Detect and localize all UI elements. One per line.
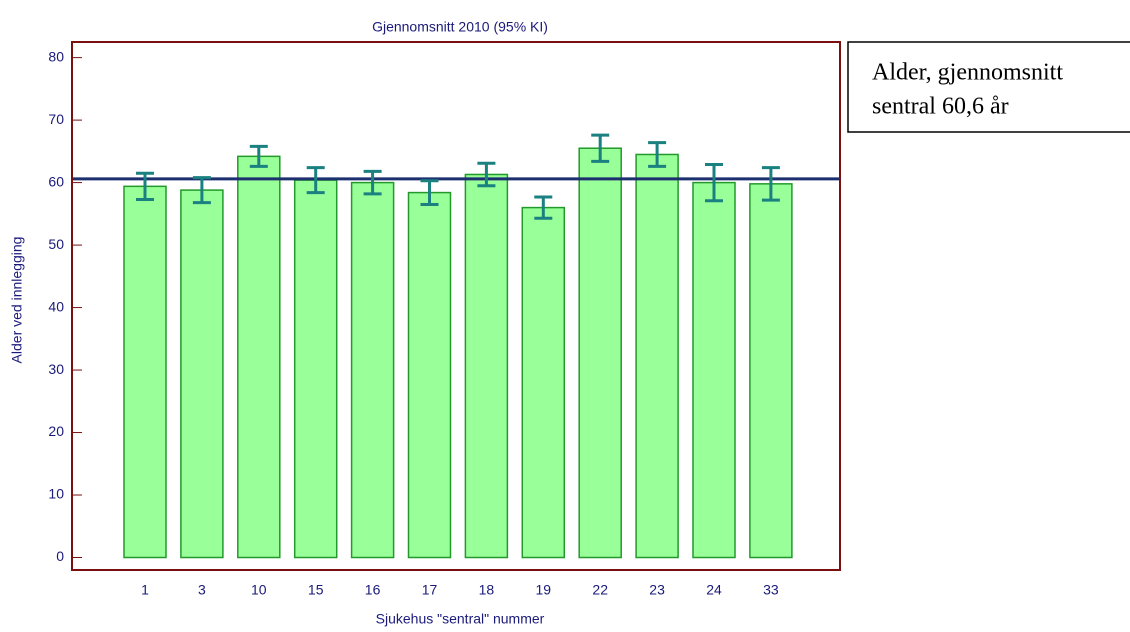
x-axis-label: Sjukehus "sentral" nummer (376, 611, 545, 627)
chart-title: Gjennomsnitt 2010 (95% KI) (372, 19, 548, 35)
error-bar (648, 141, 667, 168)
y-tick-label: 50 (48, 236, 64, 252)
x-tick-label: 18 (479, 582, 495, 598)
y-tick-label: 30 (48, 361, 64, 377)
x-tick-label: 24 (706, 582, 722, 598)
bar (237, 155, 281, 559)
y-tick-label: 80 (48, 48, 64, 64)
plot-frame (71, 41, 841, 571)
y-tick-label: 70 (48, 111, 64, 127)
y-tick-label: 10 (48, 486, 64, 502)
error-bar (477, 161, 496, 188)
x-tick-label: 10 (251, 582, 267, 598)
bar (123, 185, 167, 559)
bar (407, 191, 452, 559)
x-tick-label: 15 (308, 582, 324, 598)
x-tick-label: 19 (536, 582, 552, 598)
x-tick-label: 23 (649, 582, 665, 598)
error-bar (363, 169, 382, 196)
bar (350, 181, 395, 559)
y-tick-label: 20 (48, 423, 64, 439)
x-tick-label: 1 (141, 582, 149, 598)
x-tick-label: 22 (592, 582, 608, 598)
error-bar (306, 166, 325, 195)
error-bar (705, 162, 723, 203)
bar (293, 179, 338, 559)
error-bar (761, 166, 780, 202)
bar (635, 153, 679, 559)
annotation: sentral 60,6 år (872, 94, 1009, 120)
bar (692, 181, 736, 559)
bar (749, 183, 793, 559)
y-axis-label: Alder ved innlegging (9, 237, 25, 364)
error-bar (249, 144, 268, 168)
annotation-box (847, 41, 1130, 133)
bar (521, 206, 566, 559)
y-tick-label: 40 (48, 298, 64, 314)
error-bar (136, 171, 154, 201)
y-tick-label: 0 (56, 548, 64, 564)
annotation: Alder, gjennomsnitt (872, 60, 1063, 86)
bar (464, 173, 509, 559)
x-tick-label: 17 (422, 582, 438, 598)
error-bar (534, 195, 553, 220)
x-tick-label: 16 (365, 582, 381, 598)
bar (578, 147, 622, 559)
y-tick-label: 60 (48, 173, 64, 189)
error-bar (591, 133, 610, 163)
x-tick-label: 33 (763, 582, 779, 598)
error-bar (192, 176, 211, 205)
bar (180, 189, 224, 559)
error-bar (420, 179, 439, 206)
x-tick-label: 3 (198, 582, 206, 598)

━━━━━━━━━━━━━━━━

> SET EXERCISE
Could you give every line of the items above as a JSON list of strings, one string per line, with blank lines skipped and the pictures left out?

> SOLUTION TO THIS PROBLEM
[
  "Detect and localize all UI elements. One per line.",
  "x-axis-label: Sjukehus \"sentral\" nummer (376, 611, 545, 627)",
  "chart-title: Gjennomsnitt 2010 (95% KI) (372, 19, 548, 35)",
  "error-bar (648, 141, 667, 168)",
  "y-tick-label: 50 (48, 236, 64, 252)",
  "x-tick-label: 18 (479, 582, 495, 598)",
  "y-tick-label: 30 (48, 361, 64, 377)",
  "x-tick-label: 24 (706, 582, 722, 598)",
  "bar (237, 155, 281, 559)",
  "y-tick-label: 80 (48, 48, 64, 64)",
  "plot-frame (71, 41, 841, 571)",
  "y-tick-label: 70 (48, 111, 64, 127)",
  "y-tick-label: 10 (48, 486, 64, 502)",
  "error-bar (477, 161, 496, 188)",
  "x-tick-label: 10 (251, 582, 267, 598)",
  "bar (123, 185, 167, 559)",
  "bar (407, 191, 452, 559)",
  "x-tick-label: 15 (308, 582, 324, 598)",
  "x-tick-label: 19 (536, 582, 552, 598)",
  "x-tick-label: 23 (649, 582, 665, 598)",
  "error-bar (363, 169, 382, 196)",
  "bar (350, 181, 395, 559)",
  "y-tick-label: 20 (48, 423, 64, 439)",
  "x-tick-label: 1 (141, 582, 149, 598)",
  "x-tick-label: 22 (592, 582, 608, 598)",
  "error-bar (306, 166, 325, 195)",
  "error-bar (705, 162, 723, 203)",
  "bar (293, 179, 338, 559)",
  "error-bar (761, 166, 780, 202)",
  "bar (635, 153, 679, 559)",
  "annotation: sentral 60,6 år (872, 94, 1009, 120)",
  "bar (692, 181, 736, 559)",
  "bar (749, 183, 793, 559)",
  "y-axis-label: Alder ved innlegging (9, 237, 25, 364)",
  "error-bar (249, 144, 268, 168)",
  "annotation-box (847, 41, 1130, 133)",
  "bar (521, 206, 566, 559)",
  "y-tick-label: 40 (48, 298, 64, 314)",
  "error-bar (136, 171, 154, 201)",
  "y-tick-label: 0 (56, 548, 64, 564)",
  "annotation: Alder, gjennomsnitt (872, 60, 1063, 86)",
  "bar (464, 173, 509, 559)",
  "x-tick-label: 17 (422, 582, 438, 598)",
  "error-bar (534, 195, 553, 220)",
  "x-tick-label: 16 (365, 582, 381, 598)",
  "bar (578, 147, 622, 559)",
  "y-tick-label: 60 (48, 173, 64, 189)",
  "error-bar (591, 133, 610, 163)",
  "x-tick-label: 33 (763, 582, 779, 598)",
  "error-bar (192, 176, 211, 205)",
  "bar (180, 189, 224, 559)",
  "error-bar (420, 179, 439, 206)",
  "x-tick-label: 3 (198, 582, 206, 598)"
]